═══ MATERIAL SHOWN ═══

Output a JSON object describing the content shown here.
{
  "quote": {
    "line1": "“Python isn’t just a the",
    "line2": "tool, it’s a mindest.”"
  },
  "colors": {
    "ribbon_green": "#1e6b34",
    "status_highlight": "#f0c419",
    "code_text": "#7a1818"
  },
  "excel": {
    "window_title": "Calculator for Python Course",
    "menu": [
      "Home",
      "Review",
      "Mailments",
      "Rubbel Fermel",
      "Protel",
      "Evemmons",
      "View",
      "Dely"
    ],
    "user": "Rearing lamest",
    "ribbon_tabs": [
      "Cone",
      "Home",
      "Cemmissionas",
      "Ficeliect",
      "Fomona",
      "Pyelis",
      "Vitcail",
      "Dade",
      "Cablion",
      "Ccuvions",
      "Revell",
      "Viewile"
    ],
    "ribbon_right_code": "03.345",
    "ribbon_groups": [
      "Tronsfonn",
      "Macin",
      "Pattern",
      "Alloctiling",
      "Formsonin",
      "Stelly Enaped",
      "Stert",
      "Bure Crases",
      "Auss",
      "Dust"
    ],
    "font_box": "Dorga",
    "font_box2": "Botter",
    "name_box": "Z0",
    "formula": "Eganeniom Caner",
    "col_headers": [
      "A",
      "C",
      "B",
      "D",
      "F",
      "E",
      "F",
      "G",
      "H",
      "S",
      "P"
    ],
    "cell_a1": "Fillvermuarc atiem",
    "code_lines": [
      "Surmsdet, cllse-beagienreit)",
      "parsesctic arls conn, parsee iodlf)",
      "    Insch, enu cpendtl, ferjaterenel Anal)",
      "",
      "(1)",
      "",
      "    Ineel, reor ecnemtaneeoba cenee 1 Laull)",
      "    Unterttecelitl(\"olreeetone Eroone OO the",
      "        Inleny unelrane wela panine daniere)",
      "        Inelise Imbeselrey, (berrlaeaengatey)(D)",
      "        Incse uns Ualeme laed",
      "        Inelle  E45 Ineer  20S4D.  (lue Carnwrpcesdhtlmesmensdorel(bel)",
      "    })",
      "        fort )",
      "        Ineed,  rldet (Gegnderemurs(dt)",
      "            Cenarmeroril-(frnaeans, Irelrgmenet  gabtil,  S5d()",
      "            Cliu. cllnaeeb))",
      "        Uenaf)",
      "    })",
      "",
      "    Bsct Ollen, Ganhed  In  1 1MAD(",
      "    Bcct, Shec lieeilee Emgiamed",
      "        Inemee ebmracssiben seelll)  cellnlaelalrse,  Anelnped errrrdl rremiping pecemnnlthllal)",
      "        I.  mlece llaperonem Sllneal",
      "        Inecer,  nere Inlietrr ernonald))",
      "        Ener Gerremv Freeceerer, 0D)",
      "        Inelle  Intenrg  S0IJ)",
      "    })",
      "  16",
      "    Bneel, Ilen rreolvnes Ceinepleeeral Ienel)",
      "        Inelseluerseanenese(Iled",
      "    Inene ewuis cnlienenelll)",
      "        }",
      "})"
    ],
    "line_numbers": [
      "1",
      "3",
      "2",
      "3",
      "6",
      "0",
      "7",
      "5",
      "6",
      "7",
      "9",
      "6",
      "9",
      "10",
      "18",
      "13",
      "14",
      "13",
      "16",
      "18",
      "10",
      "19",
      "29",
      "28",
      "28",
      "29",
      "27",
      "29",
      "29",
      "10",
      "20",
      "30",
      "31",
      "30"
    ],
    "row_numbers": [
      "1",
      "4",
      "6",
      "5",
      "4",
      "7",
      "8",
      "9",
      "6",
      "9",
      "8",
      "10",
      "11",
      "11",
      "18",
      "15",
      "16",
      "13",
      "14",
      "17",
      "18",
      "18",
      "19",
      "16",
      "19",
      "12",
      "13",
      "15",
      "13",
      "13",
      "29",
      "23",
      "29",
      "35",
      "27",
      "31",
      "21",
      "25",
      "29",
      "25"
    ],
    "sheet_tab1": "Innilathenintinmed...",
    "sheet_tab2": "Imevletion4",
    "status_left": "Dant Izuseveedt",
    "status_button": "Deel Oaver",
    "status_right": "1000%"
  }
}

═══

AIM
From the listing above, extract every line exactly as it stands.

TASK ANSWER
Output a JSON object describing the content shown here.
{
  "quote": {
    "line1": "“Python isn’t just a the",
    "line2": "tool, it’s a mindest.”"
  },
  "colors": {
    "ribbon_green": "#1e6b34",
    "status_highlight": "#f0c419",
    "code_text": "#7a1818"
  },
  "excel": {
    "window_title": "Calculator for Python Course",
    "menu": [
      "Home",
      "Review",
      "Mailments",
      "Rubbel Fermel",
      "Protel",
      "Evemmons",
      "View",
      "Dely"
    ],
    "user": "Rearing lamest",
    "ribbon_tabs": [
      "Cone",
      "Home",
      "Cemmissionas",
      "Ficeliect",
      "Fomona",
      "Pyelis",
      "Vitcail",
      "Dade",
      "Cablion",
      "Ccuvions",
      "Revell",
      "Viewile"
    ],
    "ribbon_right_code": "03.345",
    "ribbon_groups": [
      "Tronsfonn",
      "Macin",
      "Pattern",
      "Alloctiling",
      "Formsonin",
      "Stelly Enaped",
      "Stert",
      "Bure Crases",
      "Auss",
      "Dust"
    ],
    "font_box": "Dorga",
    "font_box2": "Botter",
    "name_box": "Z0",
    "formula": "Eganeniom Caner",
    "col_headers": [
      "A",
      "C",
      "B",
      "D",
      "F",
      "E",
      "F",
      "G",
      "H",
      "S",
      "P"
    ],
    "cell_a1": "Fillvermuarc atiem",
    "code_lines": [
      "Surmsdet, cllse-beagienreit)",
      "parsesctic arls conn, parsee iodlf)",
      "    Insch, enu cpendtl, ferjaterenel Anal)",
      "",
      "(1)",
      "",
      "    Ineel, reor ecnemtaneeoba cenee 1 Laull)",
      "    Unterttecelitl(\"olreeetone Eroone OO the",
      "        Inleny unelrane wela panine daniere)",
      "        Inelise Imbeselrey, (berrlaeaengatey)(D)",
      "        Incse uns Ualeme laed",
      "        Inelle  E45 Ineer  20S4D.  (lue Carnwrpcesdhtlmesmensdorel(bel)",
      "    })",
      "        fort )",
      "        Ineed,  rldet (Gegnderemurs(dt)",
      "            Cenarmeroril-(frnaeans, Irelrgmenet  gabtil,  S5d()",
      "            Cliu. cllnaeeb))",
      "        Uenaf)",
      "    })",
      "",
      "    Bsct Ollen, Ganhed  In  1 1MAD(",
      "    Bcct, Shec lieeilee Emgiamed",
      "        Inemee ebmracssiben seelll)  cellnlaelalrse,  Anelnped errrrdl rremiping pecemnnlthllal)",
      "        I.  mlece llaperonem Sllneal",
      "        Inecer,  nere Inlietrr ernonald))",
      "        Ener Gerremv Freeceerer, 0D)",
      "        Inelle  Intenrg  S0IJ)",
      "    })",
      "  16",
      "    Bneel, Ilen rreolvnes Ceinepleeeral Ienel)",
      "        Inelseluerseanenese(Iled",
      "    Inene ewuis cnlienenelll)",
      "        }",
      "})"
    ],
    "line_numbers": [
      "1",
      "3",
      "2",
      "3",
      "6",
      "0",
      "7",
      "5",
      "6",
      "7",
      "9",
      "6",
      "9",
      "10",
      "18",
      "13",
      "14",
      "13",
      "16",
      "18",
      "10",
      "19",
      "29",
      "28",
      "28",
      "29",
      "27",
      "29",
      "29",
      "10",
      "20",
      "30",
      "31",
      "30"
    ],
    "row_numbers": [
      "1",
      "4",
      "6",
      "5",
      "4",
      "7",
      "8",
      "9",
      "6",
      "9",
      "8",
      "10",
      "11",
      "11",
      "18",
      "15",
      "16",
      "13",
      "14",
      "17",
      "18",
      "18",
      "19",
      "16",
      "19",
      "12",
      "13",
      "15",
      "13",
      "13",
      "29",
      "23",
      "29",
      "35",
      "27",
      "31",
      "21",
      "25",
      "29",
      "25"
    ],
    "sheet_tab1": "Innilathenintinmed...",
    "sheet_tab2": "Imevletion4",
    "status_left": "Dant Izuseveedt",
    "status_button": "Deel Oaver",
    "status_right": "1000%"
  }
}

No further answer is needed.